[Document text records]
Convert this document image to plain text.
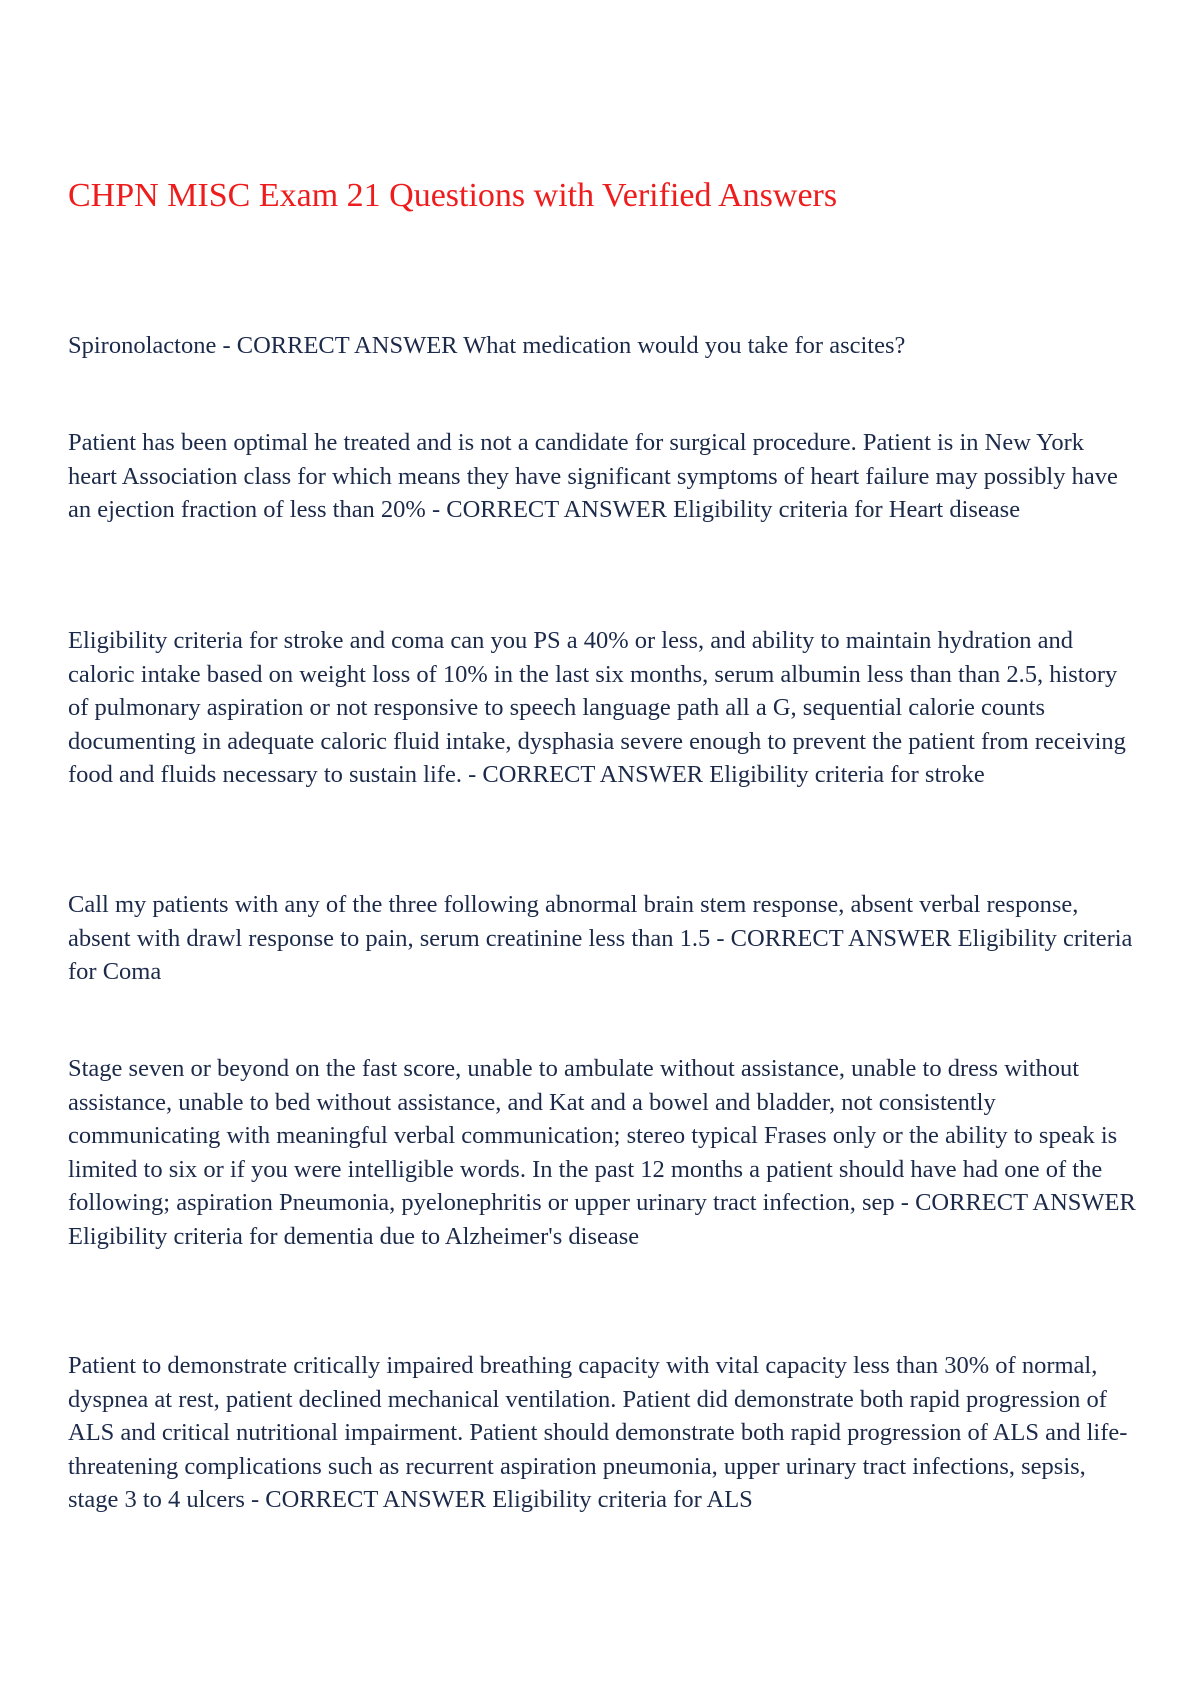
CHPN MISC Exam 21 Questions with Verified Answers

Spironolactone - CORRECT ANSWER What medication would you take for ascites?

Patient has been optimal he treated and is not a candidate for surgical procedure. Patient is in New York heart Association class for which means they have significant symptoms of heart failure may possibly have an ejection fraction of less than 20% - CORRECT ANSWER Eligibility criteria for Heart disease

Eligibility criteria for stroke and coma can you PS a 40% or less, and ability to maintain hydration and caloric intake based on weight loss of 10% in the last six months, serum albumin less than than 2.5, history of pulmonary aspiration or not responsive to speech language path all a G, sequential calorie counts documenting in adequate caloric fluid intake, dysphasia severe enough to prevent the patient from receiving food and fluids necessary to sustain life. - CORRECT ANSWER Eligibility criteria for stroke

Call my patients with any of the three following abnormal brain stem response, absent verbal response, absent with drawl response to pain, serum creatinine less than 1.5 - CORRECT ANSWER Eligibility criteria for Coma

Stage seven or beyond on the fast score, unable to ambulate without assistance, unable to dress without assistance, unable to bed without assistance, and Kat and a bowel and bladder, not consistently communicating with meaningful verbal communication; stereo typical Frases only or the ability to speak is limited to six or if you were intelligible words. In the past 12 months a patient should have had one of the following; aspiration Pneumonia, pyelonephritis or upper urinary tract infection, sep - CORRECT ANSWER Eligibility criteria for dementia due to Alzheimer's disease

Patient to demonstrate critically impaired breathing capacity with vital capacity less than 30% of normal, dyspnea at rest, patient declined mechanical ventilation. Patient did demonstrate both rapid progression of ALS and critical nutritional impairment. Patient should demonstrate both rapid progression of ALS and life-threatening complications such as recurrent aspiration pneumonia, upper urinary tract infections, sepsis, stage 3 to 4 ulcers - CORRECT ANSWER Eligibility criteria for ALS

● **WHAT YOU SHOULD DO**:
The whole of the data above needs retyping exactly, with pictures omitted.

● **WRITTEN REPLY**:
Convert this document image to plain text.
CHPN MISC Exam 21 Questions with Verified Answers

Spironolactone - CORRECT ANSWER What medication would you take for ascites?

Patient has been optimal he treated and is not a candidate for surgical procedure. Patient is in New York heart Association class for which means they have significant symptoms of heart failure may possibly have an ejection fraction of less than 20% - CORRECT ANSWER Eligibility criteria for Heart disease

Eligibility criteria for stroke and coma can you PS a 40% or less, and ability to maintain hydration and caloric intake based on weight loss of 10% in the last six months, serum albumin less than than 2.5, history of pulmonary aspiration or not responsive to speech language path all a G, sequential calorie counts documenting in adequate caloric fluid intake, dysphasia severe enough to prevent the patient from receiving food and fluids necessary to sustain life. - CORRECT ANSWER Eligibility criteria for stroke

Call my patients with any of the three following abnormal brain stem response, absent verbal response, absent with drawl response to pain, serum creatinine less than 1.5 - CORRECT ANSWER Eligibility criteria for Coma

Stage seven or beyond on the fast score, unable to ambulate without assistance, unable to dress without assistance, unable to bed without assistance, and Kat and a bowel and bladder, not consistently communicating with meaningful verbal communication; stereo typical Frases only or the ability to speak is limited to six or if you were intelligible words. In the past 12 months a patient should have had one of the following; aspiration Pneumonia, pyelonephritis or upper urinary tract infection, sep - CORRECT ANSWER Eligibility criteria for dementia due to Alzheimer's disease

Patient to demonstrate critically impaired breathing capacity with vital capacity less than 30% of normal, dyspnea at rest, patient declined mechanical ventilation. Patient did demonstrate both rapid progression of ALS and critical nutritional impairment. Patient should demonstrate both rapid progression of ALS and life-threatening complications such as recurrent aspiration pneumonia, upper urinary tract infections, sepsis, stage 3 to 4 ulcers - CORRECT ANSWER Eligibility criteria for ALS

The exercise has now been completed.